§ What you are asked to do:
Carry none of the pictures over; set down the material below exactly.

▬▬▬▬▬▬

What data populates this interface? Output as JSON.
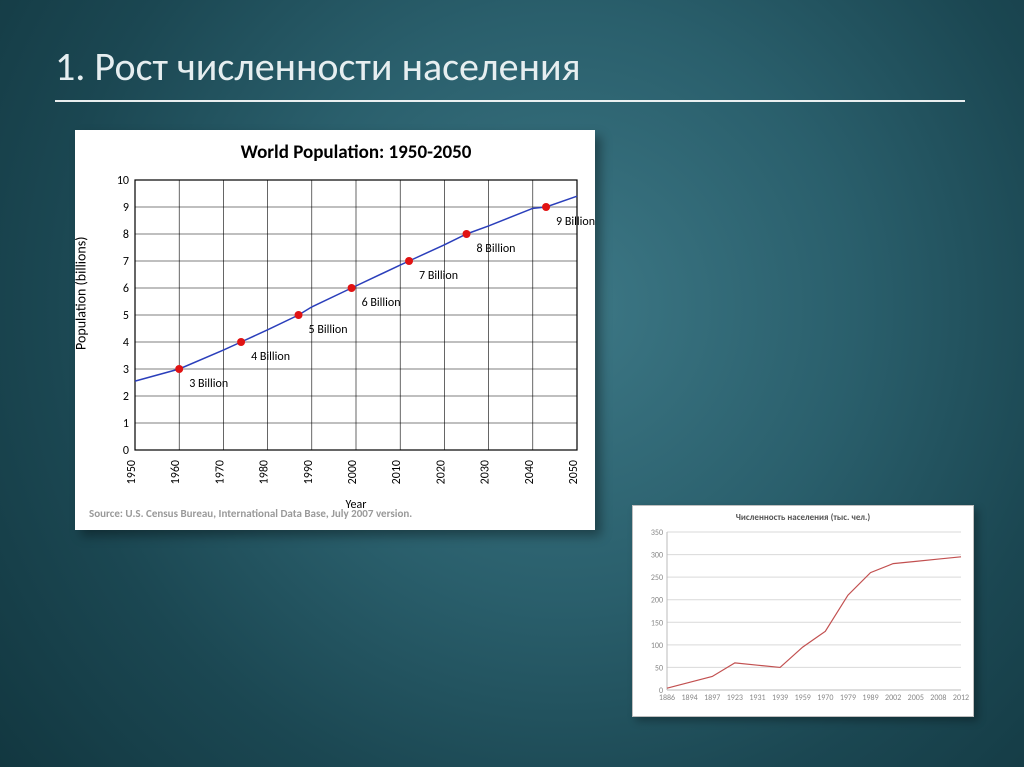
{
  "slide": {
    "title": "1. Рост численности населения",
    "background_gradient": [
      "#3d7886",
      "#2a5f6c",
      "#1b4752",
      "#123740"
    ]
  },
  "main_chart": {
    "type": "line",
    "title": "World Population: 1950-2050",
    "title_fontsize": 19,
    "x_label": "Year",
    "y_label": "Population (billions)",
    "label_fontsize": 14,
    "xlim": [
      1950,
      2050
    ],
    "ylim": [
      0,
      10
    ],
    "xtick_step": 10,
    "ytick_step": 1,
    "xticks": [
      1950,
      1960,
      1970,
      1980,
      1990,
      2000,
      2010,
      2020,
      2030,
      2040,
      2050
    ],
    "yticks": [
      0,
      1,
      2,
      3,
      4,
      5,
      6,
      7,
      8,
      9,
      10
    ],
    "line_color": "#2b3fbb",
    "line_width": 1.5,
    "marker_color": "#e11313",
    "marker_size": 4,
    "grid_color": "#000000",
    "background_color": "#ffffff",
    "line_points": [
      {
        "x": 1950,
        "y": 2.55
      },
      {
        "x": 1960,
        "y": 3.0
      },
      {
        "x": 1970,
        "y": 3.7
      },
      {
        "x": 1974,
        "y": 4.0
      },
      {
        "x": 1980,
        "y": 4.45
      },
      {
        "x": 1987,
        "y": 5.0
      },
      {
        "x": 1990,
        "y": 5.3
      },
      {
        "x": 1999,
        "y": 6.0
      },
      {
        "x": 2010,
        "y": 6.85
      },
      {
        "x": 2012,
        "y": 7.0
      },
      {
        "x": 2020,
        "y": 7.6
      },
      {
        "x": 2025,
        "y": 8.0
      },
      {
        "x": 2030,
        "y": 8.3
      },
      {
        "x": 2040,
        "y": 8.95
      },
      {
        "x": 2043,
        "y": 9.0
      },
      {
        "x": 2050,
        "y": 9.4
      }
    ],
    "markers": [
      {
        "x": 1960,
        "y": 3,
        "label": "3 Billion"
      },
      {
        "x": 1974,
        "y": 4,
        "label": "4 Billion"
      },
      {
        "x": 1987,
        "y": 5,
        "label": "5 Billion"
      },
      {
        "x": 1999,
        "y": 6,
        "label": "6 Billion"
      },
      {
        "x": 2012,
        "y": 7,
        "label": "7 Billion"
      },
      {
        "x": 2025,
        "y": 8,
        "label": "8 Billion"
      },
      {
        "x": 2043,
        "y": 9,
        "label": "9 Billion"
      }
    ],
    "source_text": "Source: U.S. Census Bureau, International Data Base, July 2007 version."
  },
  "small_chart": {
    "type": "line",
    "title": "Численность населения (тыс. чел.)",
    "title_fontsize": 9,
    "xlim": [
      1886,
      2012
    ],
    "ylim": [
      0,
      350
    ],
    "ytick_step": 50,
    "yticks": [
      0,
      50,
      100,
      150,
      200,
      250,
      300,
      350
    ],
    "xticks": [
      1886,
      1894,
      1897,
      1923,
      1931,
      1939,
      1959,
      1970,
      1979,
      1989,
      2002,
      2005,
      2008,
      2012
    ],
    "line_color": "#c25050",
    "line_width": 1.2,
    "grid_color": "#d9d9d9",
    "background_color": "#ffffff",
    "points": [
      {
        "x": 1886,
        "y": 4
      },
      {
        "x": 1894,
        "y": 17
      },
      {
        "x": 1897,
        "y": 30
      },
      {
        "x": 1923,
        "y": 60
      },
      {
        "x": 1931,
        "y": 55
      },
      {
        "x": 1939,
        "y": 50
      },
      {
        "x": 1959,
        "y": 95
      },
      {
        "x": 1970,
        "y": 130
      },
      {
        "x": 1979,
        "y": 210
      },
      {
        "x": 1989,
        "y": 260
      },
      {
        "x": 2002,
        "y": 280
      },
      {
        "x": 2005,
        "y": 285
      },
      {
        "x": 2008,
        "y": 290
      },
      {
        "x": 2012,
        "y": 295
      }
    ]
  }
}
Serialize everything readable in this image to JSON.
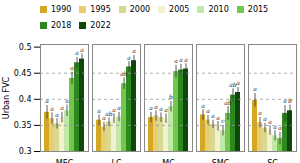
{
  "chart_data": {
    "type": "bar",
    "categories": [
      "MEC",
      "LC",
      "MC",
      "SMC",
      "SC"
    ],
    "series": [
      {
        "name": "1990",
        "color": "#d4a820",
        "values": [
          0.375,
          0.36,
          0.365,
          0.37,
          0.398
        ],
        "errors": [
          0.013,
          0.01,
          0.01,
          0.01,
          0.013
        ],
        "labels": [
          "a",
          "a",
          "a",
          "a",
          "a"
        ]
      },
      {
        "name": "1995",
        "color": "#e8ce70",
        "values": [
          0.363,
          0.347,
          0.368,
          0.36,
          0.355
        ],
        "errors": [
          0.011,
          0.009,
          0.01,
          0.009,
          0.01
        ],
        "labels": [
          "a",
          "a",
          "a",
          "a",
          "a"
        ]
      },
      {
        "name": "2000",
        "color": "#d8d890",
        "values": [
          0.353,
          0.356,
          0.365,
          0.352,
          0.345
        ],
        "errors": [
          0.01,
          0.008,
          0.009,
          0.008,
          0.009
        ],
        "labels": [
          "a",
          "ab",
          "a",
          "a",
          "a"
        ]
      },
      {
        "name": "2005",
        "color": "#f2f2d0",
        "values": [
          0.365,
          0.363,
          0.363,
          0.348,
          0.34
        ],
        "errors": [
          0.01,
          0.009,
          0.009,
          0.009,
          0.009
        ],
        "labels": [
          "a",
          "a",
          "a",
          "a",
          "a"
        ]
      },
      {
        "name": "2010",
        "color": "#c0e8a8",
        "values": [
          0.378,
          0.366,
          0.386,
          0.34,
          0.33
        ],
        "errors": [
          0.011,
          0.009,
          0.01,
          0.01,
          0.01
        ],
        "labels": [
          "a",
          "a",
          "b",
          "c",
          "a"
        ]
      },
      {
        "name": "2015",
        "color": "#72c848",
        "values": [
          0.44,
          0.43,
          0.453,
          0.373,
          0.325
        ],
        "errors": [
          0.012,
          0.011,
          0.012,
          0.013,
          0.012
        ],
        "labels": [
          "a",
          "ab",
          "a",
          "ab",
          "a"
        ]
      },
      {
        "name": "2018",
        "color": "#2e8820",
        "values": [
          0.47,
          0.462,
          0.456,
          0.408,
          0.373
        ],
        "errors": [
          0.01,
          0.01,
          0.011,
          0.012,
          0.015
        ],
        "labels": [
          "a",
          "a",
          "a",
          "ab",
          "a"
        ]
      },
      {
        "name": "2022",
        "color": "#0e4808",
        "values": [
          0.477,
          0.474,
          0.458,
          0.413,
          0.378
        ],
        "errors": [
          0.01,
          0.01,
          0.01,
          0.01,
          0.011
        ],
        "labels": [
          "a",
          "a",
          "a",
          "a",
          "b"
        ]
      }
    ],
    "hlines": [
      0.35,
      0.4,
      0.45
    ],
    "ylabel": "Urban FVC",
    "ylim": [
      0.3,
      0.505
    ],
    "yticks": [
      0.3,
      0.35,
      0.4,
      0.45,
      0.5
    ],
    "grid": false,
    "legend": "top"
  }
}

▬▬▬▬▬▬

§ Solved exercise:
What data populates this interface? Output as JSON.
{
  "slide": {
    "title": "1. Рост численности населения",
    "background_gradient": [
      "#3d7886",
      "#2a5f6c",
      "#1b4752",
      "#123740"
    ]
  },
  "main_chart": {
    "type": "line",
    "title": "World Population: 1950-2050",
    "title_fontsize": 19,
    "x_label": "Year",
    "y_label": "Population (billions)",
    "label_fontsize": 14,
    "xlim": [
      1950,
      2050
    ],
    "ylim": [
      0,
      10
    ],
    "xtick_step": 10,
    "ytick_step": 1,
    "xticks": [
      1950,
      1960,
      1970,
      1980,
      1990,
      2000,
      2010,
      2020,
      2030,
      2040,
      2050
    ],
    "yticks": [
      0,
      1,
      2,
      3,
      4,
      5,
      6,
      7,
      8,
      9,
      10
    ],
    "line_color": "#2b3fbb",
    "line_width": 1.5,
    "marker_color": "#e11313",
    "marker_size": 4,
    "grid_color": "#000000",
    "background_color": "#ffffff",
    "line_points": [
      {
        "x": 1950,
        "y": 2.55
      },
      {
        "x": 1960,
        "y": 3.0
      },
      {
        "x": 1970,
        "y": 3.7
      },
      {
        "x": 1974,
        "y": 4.0
      },
      {
        "x": 1980,
        "y": 4.45
      },
      {
        "x": 1987,
        "y": 5.0
      },
      {
        "x": 1990,
        "y": 5.3
      },
      {
        "x": 1999,
        "y": 6.0
      },
      {
        "x": 2010,
        "y": 6.85
      },
      {
        "x": 2012,
        "y": 7.0
      },
      {
        "x": 2020,
        "y": 7.6
      },
      {
        "x": 2025,
        "y": 8.0
      },
      {
        "x": 2030,
        "y": 8.3
      },
      {
        "x": 2040,
        "y": 8.95
      },
      {
        "x": 2043,
        "y": 9.0
      },
      {
        "x": 2050,
        "y": 9.4
      }
    ],
    "markers": [
      {
        "x": 1960,
        "y": 3,
        "label": "3 Billion"
      },
      {
        "x": 1974,
        "y": 4,
        "label": "4 Billion"
      },
      {
        "x": 1987,
        "y": 5,
        "label": "5 Billion"
      },
      {
        "x": 1999,
        "y": 6,
        "label": "6 Billion"
      },
      {
        "x": 2012,
        "y": 7,
        "label": "7 Billion"
      },
      {
        "x": 2025,
        "y": 8,
        "label": "8 Billion"
      },
      {
        "x": 2043,
        "y": 9,
        "label": "9 Billion"
      }
    ],
    "source_text": "Source: U.S. Census Bureau, International Data Base, July 2007 version."
  },
  "small_chart": {
    "type": "line",
    "title": "Численность населения (тыс. чел.)",
    "title_fontsize": 9,
    "xlim": [
      1886,
      2012
    ],
    "ylim": [
      0,
      350
    ],
    "ytick_step": 50,
    "yticks": [
      0,
      50,
      100,
      150,
      200,
      250,
      300,
      350
    ],
    "xticks": [
      1886,
      1894,
      1897,
      1923,
      1931,
      1939,
      1959,
      1970,
      1979,
      1989,
      2002,
      2005,
      2008,
      2012
    ],
    "line_color": "#c25050",
    "line_width": 1.2,
    "grid_color": "#d9d9d9",
    "background_color": "#ffffff",
    "points": [
      {
        "x": 1886,
        "y": 4
      },
      {
        "x": 1894,
        "y": 17
      },
      {
        "x": 1897,
        "y": 30
      },
      {
        "x": 1923,
        "y": 60
      },
      {
        "x": 1931,
        "y": 55
      },
      {
        "x": 1939,
        "y": 50
      },
      {
        "x": 1959,
        "y": 95
      },
      {
        "x": 1970,
        "y": 130
      },
      {
        "x": 1979,
        "y": 210
      },
      {
        "x": 1989,
        "y": 260
      },
      {
        "x": 2002,
        "y": 280
      },
      {
        "x": 2005,
        "y": 285
      },
      {
        "x": 2008,
        "y": 290
      },
      {
        "x": 2012,
        "y": 295
      }
    ]
  }
}
Serialize everything readable in this image to JSON.
{
  "chart_data": {
    "type": "bar",
    "categories": [
      "MEC",
      "LC",
      "MC",
      "SMC",
      "SC"
    ],
    "series": [
      {
        "name": "1990",
        "color": "#d4a820",
        "values": [
          0.375,
          0.36,
          0.365,
          0.37,
          0.398
        ],
        "errors": [
          0.013,
          0.01,
          0.01,
          0.01,
          0.013
        ],
        "labels": [
          "a",
          "a",
          "a",
          "a",
          "a"
        ]
      },
      {
        "name": "1995",
        "color": "#e8ce70",
        "values": [
          0.363,
          0.347,
          0.368,
          0.36,
          0.355
        ],
        "errors": [
          0.011,
          0.009,
          0.01,
          0.009,
          0.01
        ],
        "labels": [
          "a",
          "a",
          "a",
          "a",
          "a"
        ]
      },
      {
        "name": "2000",
        "color": "#d8d890",
        "values": [
          0.353,
          0.356,
          0.365,
          0.352,
          0.345
        ],
        "errors": [
          0.01,
          0.008,
          0.009,
          0.008,
          0.009
        ],
        "labels": [
          "a",
          "ab",
          "a",
          "a",
          "a"
        ]
      },
      {
        "name": "2005",
        "color": "#f2f2d0",
        "values": [
          0.365,
          0.363,
          0.363,
          0.348,
          0.34
        ],
        "errors": [
          0.01,
          0.009,
          0.009,
          0.009,
          0.009
        ],
        "labels": [
          "a",
          "a",
          "a",
          "a",
          "a"
        ]
      },
      {
        "name": "2010",
        "color": "#c0e8a8",
        "values": [
          0.378,
          0.366,
          0.386,
          0.34,
          0.33
        ],
        "errors": [
          0.011,
          0.009,
          0.01,
          0.01,
          0.01
        ],
        "labels": [
          "a",
          "a",
          "b",
          "c",
          "a"
        ]
      },
      {
        "name": "2015",
        "color": "#72c848",
        "values": [
          0.44,
          0.43,
          0.453,
          0.373,
          0.325
        ],
        "errors": [
          0.012,
          0.011,
          0.012,
          0.013,
          0.012
        ],
        "labels": [
          "a",
          "ab",
          "a",
          "ab",
          "a"
        ]
      },
      {
        "name": "2018",
        "color": "#2e8820",
        "values": [
          0.47,
          0.462,
          0.456,
          0.408,
          0.373
        ],
        "errors": [
          0.01,
          0.01,
          0.011,
          0.012,
          0.015
        ],
        "labels": [
          "a",
          "a",
          "a",
          "ab",
          "a"
        ]
      },
      {
        "name": "2022",
        "color": "#0e4808",
        "values": [
          0.477,
          0.474,
          0.458,
          0.413,
          0.378
        ],
        "errors": [
          0.01,
          0.01,
          0.01,
          0.01,
          0.011
        ],
        "labels": [
          "a",
          "a",
          "a",
          "a",
          "b"
        ]
      }
    ],
    "hlines": [
      0.35,
      0.4,
      0.45
    ],
    "ylabel": "Urban FVC",
    "ylim": [
      0.3,
      0.505
    ],
    "yticks": [
      0.3,
      0.35,
      0.4,
      0.45,
      0.5
    ],
    "grid": false,
    "legend": "top"
  }
}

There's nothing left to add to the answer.